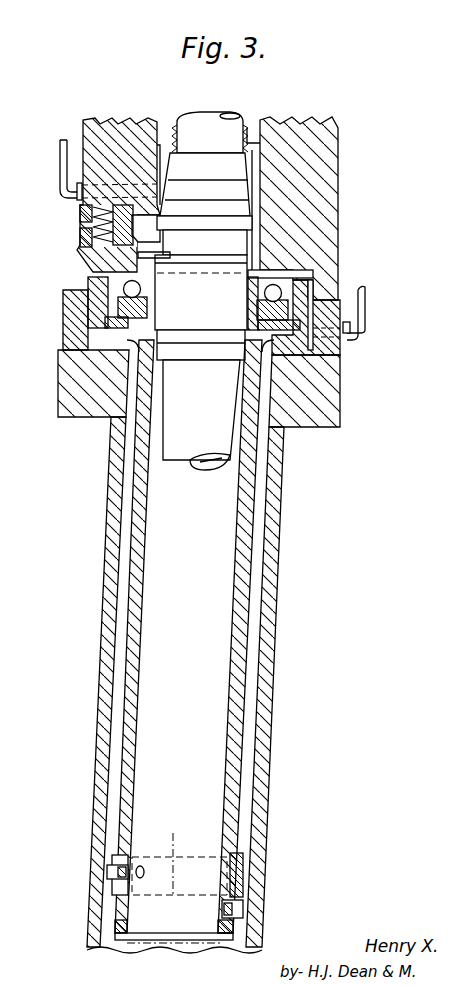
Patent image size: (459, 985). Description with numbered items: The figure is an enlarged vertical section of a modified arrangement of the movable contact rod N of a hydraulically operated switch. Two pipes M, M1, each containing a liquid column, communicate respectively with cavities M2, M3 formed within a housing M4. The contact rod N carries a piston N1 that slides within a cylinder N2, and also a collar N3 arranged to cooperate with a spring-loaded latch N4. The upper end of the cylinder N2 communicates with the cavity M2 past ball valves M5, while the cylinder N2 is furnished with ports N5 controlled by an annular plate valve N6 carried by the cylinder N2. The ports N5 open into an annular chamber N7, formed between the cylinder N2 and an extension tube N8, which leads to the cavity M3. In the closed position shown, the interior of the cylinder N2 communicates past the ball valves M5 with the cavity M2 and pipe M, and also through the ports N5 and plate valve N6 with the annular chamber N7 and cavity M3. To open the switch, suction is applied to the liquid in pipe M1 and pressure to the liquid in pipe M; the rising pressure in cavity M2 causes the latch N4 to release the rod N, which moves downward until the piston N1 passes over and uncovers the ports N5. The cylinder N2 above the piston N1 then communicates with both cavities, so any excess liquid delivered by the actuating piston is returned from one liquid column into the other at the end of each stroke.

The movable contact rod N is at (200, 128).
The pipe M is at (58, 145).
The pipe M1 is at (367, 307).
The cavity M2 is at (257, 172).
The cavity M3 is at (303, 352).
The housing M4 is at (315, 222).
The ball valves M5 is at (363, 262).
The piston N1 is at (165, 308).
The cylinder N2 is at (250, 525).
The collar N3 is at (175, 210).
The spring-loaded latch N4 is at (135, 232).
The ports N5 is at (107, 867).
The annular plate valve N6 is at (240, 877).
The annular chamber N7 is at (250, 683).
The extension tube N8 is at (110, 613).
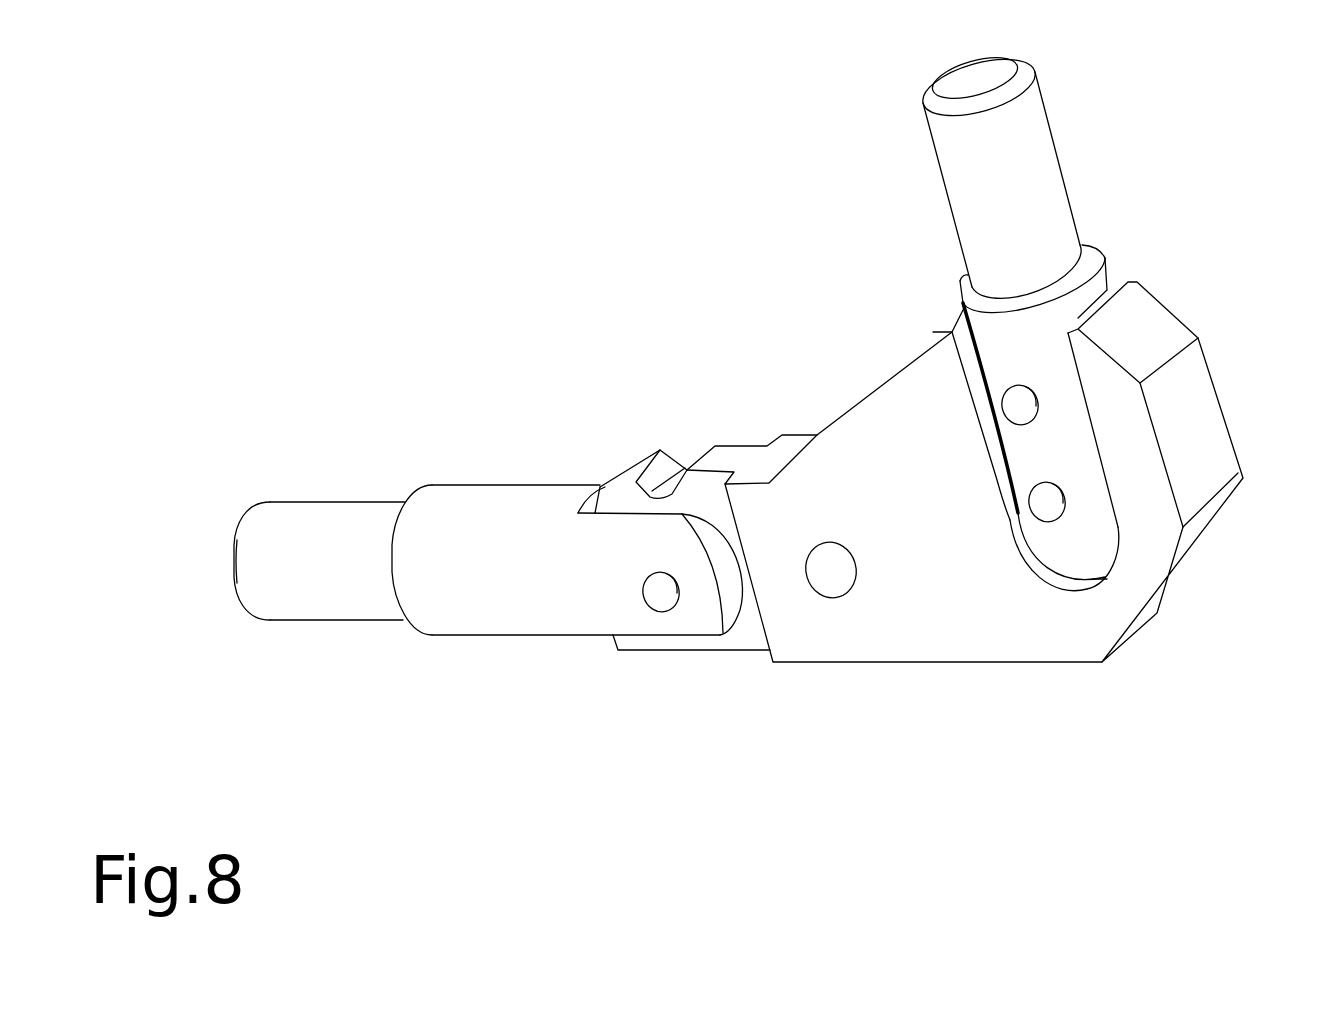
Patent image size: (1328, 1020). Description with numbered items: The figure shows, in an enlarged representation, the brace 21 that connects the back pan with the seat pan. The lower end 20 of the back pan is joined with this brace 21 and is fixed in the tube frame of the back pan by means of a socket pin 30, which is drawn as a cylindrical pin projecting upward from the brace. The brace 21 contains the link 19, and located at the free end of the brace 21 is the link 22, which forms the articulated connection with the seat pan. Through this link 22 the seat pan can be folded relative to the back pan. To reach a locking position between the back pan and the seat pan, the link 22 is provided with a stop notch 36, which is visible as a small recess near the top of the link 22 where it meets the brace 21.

* EXERCÍCIO CURTO *
Edite as entradas desde o início até a linha que contém "The cavity M3 is at (303, 352).", inclusive, trocando "vertical section" por "longitudinal section" e mantendo todo o resto igual. Não inclua as imagens na resposta.

* RESPOSTA COMPLETA *
Patent image size: (459, 985). Description with numbered items: The figure is an enlarged longitudinal section of a modified arrangement of the movable contact rod N of a hydraulically operated switch. Two pipes M, M1, each containing a liquid column, communicate respectively with cavities M2, M3 formed within a housing M4. The contact rod N carries a piston N1 that slides within a cylinder N2, and also a collar N3 arranged to cooperate with a spring-loaded latch N4. The upper end of the cylinder N2 communicates with the cavity M2 past ball valves M5, while the cylinder N2 is furnished with ports N5 controlled by an annular plate valve N6 carried by the cylinder N2. The ports N5 open into an annular chamber N7, formed between the cylinder N2 and an extension tube N8, which leads to the cavity M3. In the closed position shown, the interior of the cylinder N2 communicates past the ball valves M5 with the cavity M2 and pipe M, and also through the ports N5 and plate valve N6 with the annular chamber N7 and cavity M3. To open the switch, suction is applied to the liquid in pipe M1 and pressure to the liquid in pipe M; the rising pressure in cavity M2 causes the latch N4 to release the rod N, which moves downward until the piston N1 passes over and uncovers the ports N5. The cylinder N2 above the piston N1 then communicates with both cavities, so any excess liquid delivered by the actuating piston is returned from one liquid column into the other at the end of each stroke.

The movable contact rod N is at (200, 128).
The pipe M is at (58, 145).
The pipe M1 is at (367, 307).
The cavity M2 is at (257, 172).
The cavity M3 is at (303, 352).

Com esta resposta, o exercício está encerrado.